(Exercise brief):
Copy each line of the data below exactly, leaving out pictures.
* * * * * * * * *
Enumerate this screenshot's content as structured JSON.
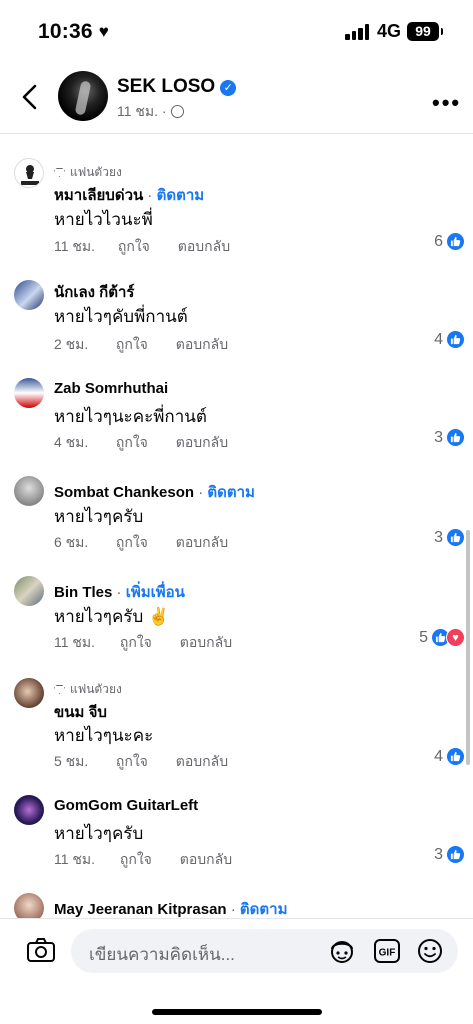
{
  "status": {
    "time": "10:36",
    "network": "4G",
    "battery": "99"
  },
  "header": {
    "name": "SEK LOSO",
    "meta": "11 ชม. ·"
  },
  "comments": [
    {
      "badge": "แฟนตัวยง",
      "name": "หมาเลียบด่วน",
      "follow": "ติดตาม",
      "text": "หายไวไวนะพี่",
      "time": "11 ชม.",
      "like": "ถูกใจ",
      "reply": "ตอบกลับ",
      "count": "6"
    },
    {
      "name": "นักเลง กีต้าร์",
      "text": "หายไวๆคับพี่กานต์",
      "time": "2 ชม.",
      "like": "ถูกใจ",
      "reply": "ตอบกลับ",
      "count": "4"
    },
    {
      "name": "Zab Somrhuthai",
      "text": "หายไวๆนะคะพี่กานต์",
      "time": "4 ชม.",
      "like": "ถูกใจ",
      "reply": "ตอบกลับ",
      "count": "3"
    },
    {
      "name": "Sombat Chankeson",
      "follow": "ติดตาม",
      "text": "หายไวๆครับ",
      "time": "6 ชม.",
      "like": "ถูกใจ",
      "reply": "ตอบกลับ",
      "count": "3"
    },
    {
      "name": "Bin Tles",
      "follow": "เพิ่มเพื่อน",
      "text": "หายไวๆครับ ✌️",
      "time": "11 ชม.",
      "like": "ถูกใจ",
      "reply": "ตอบกลับ",
      "count": "5"
    },
    {
      "badge": "แฟนตัวยง",
      "name": "ขนม จีบ",
      "text": "หายไวๆนะคะ",
      "time": "5 ชม.",
      "like": "ถูกใจ",
      "reply": "ตอบกลับ",
      "count": "4"
    },
    {
      "name": "GomGom GuitarLeft",
      "text": "หายไวๆครับ",
      "time": "11 ชม.",
      "like": "ถูกใจ",
      "reply": "ตอบกลับ",
      "count": "3"
    },
    {
      "name": "May Jeeranan Kitprasan",
      "follow": "ติดตาม"
    }
  ],
  "composer": {
    "placeholder": "เขียนความคิดเห็น...",
    "gif": "GIF"
  },
  "colors": {
    "accent": "#1877f2",
    "love": "#f33e58",
    "muted": "#65676b"
  }
}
* * * * * * * * *
(Exercise output):
Enumerate this screenshot's content as structured JSON.
{
  "status": {
    "time": "10:36",
    "network": "4G",
    "battery": "99"
  },
  "header": {
    "name": "SEK LOSO",
    "meta": "11 ชม. ·"
  },
  "comments": [
    {
      "badge": "แฟนตัวยง",
      "name": "หมาเลียบด่วน",
      "follow": "ติดตาม",
      "text": "หายไวไวนะพี่",
      "time": "11 ชม.",
      "like": "ถูกใจ",
      "reply": "ตอบกลับ",
      "count": "6"
    },
    {
      "name": "นักเลง กีต้าร์",
      "text": "หายไวๆคับพี่กานต์",
      "time": "2 ชม.",
      "like": "ถูกใจ",
      "reply": "ตอบกลับ",
      "count": "4"
    },
    {
      "name": "Zab Somrhuthai",
      "text": "หายไวๆนะคะพี่กานต์",
      "time": "4 ชม.",
      "like": "ถูกใจ",
      "reply": "ตอบกลับ",
      "count": "3"
    },
    {
      "name": "Sombat Chankeson",
      "follow": "ติดตาม",
      "text": "หายไวๆครับ",
      "time": "6 ชม.",
      "like": "ถูกใจ",
      "reply": "ตอบกลับ",
      "count": "3"
    },
    {
      "name": "Bin Tles",
      "follow": "เพิ่มเพื่อน",
      "text": "หายไวๆครับ ✌️",
      "time": "11 ชม.",
      "like": "ถูกใจ",
      "reply": "ตอบกลับ",
      "count": "5"
    },
    {
      "badge": "แฟนตัวยง",
      "name": "ขนม จีบ",
      "text": "หายไวๆนะคะ",
      "time": "5 ชม.",
      "like": "ถูกใจ",
      "reply": "ตอบกลับ",
      "count": "4"
    },
    {
      "name": "GomGom GuitarLeft",
      "text": "หายไวๆครับ",
      "time": "11 ชม.",
      "like": "ถูกใจ",
      "reply": "ตอบกลับ",
      "count": "3"
    },
    {
      "name": "May Jeeranan Kitprasan",
      "follow": "ติดตาม"
    }
  ],
  "composer": {
    "placeholder": "เขียนความคิดเห็น...",
    "gif": "GIF"
  },
  "colors": {
    "accent": "#1877f2",
    "love": "#f33e58",
    "muted": "#65676b"
  }
}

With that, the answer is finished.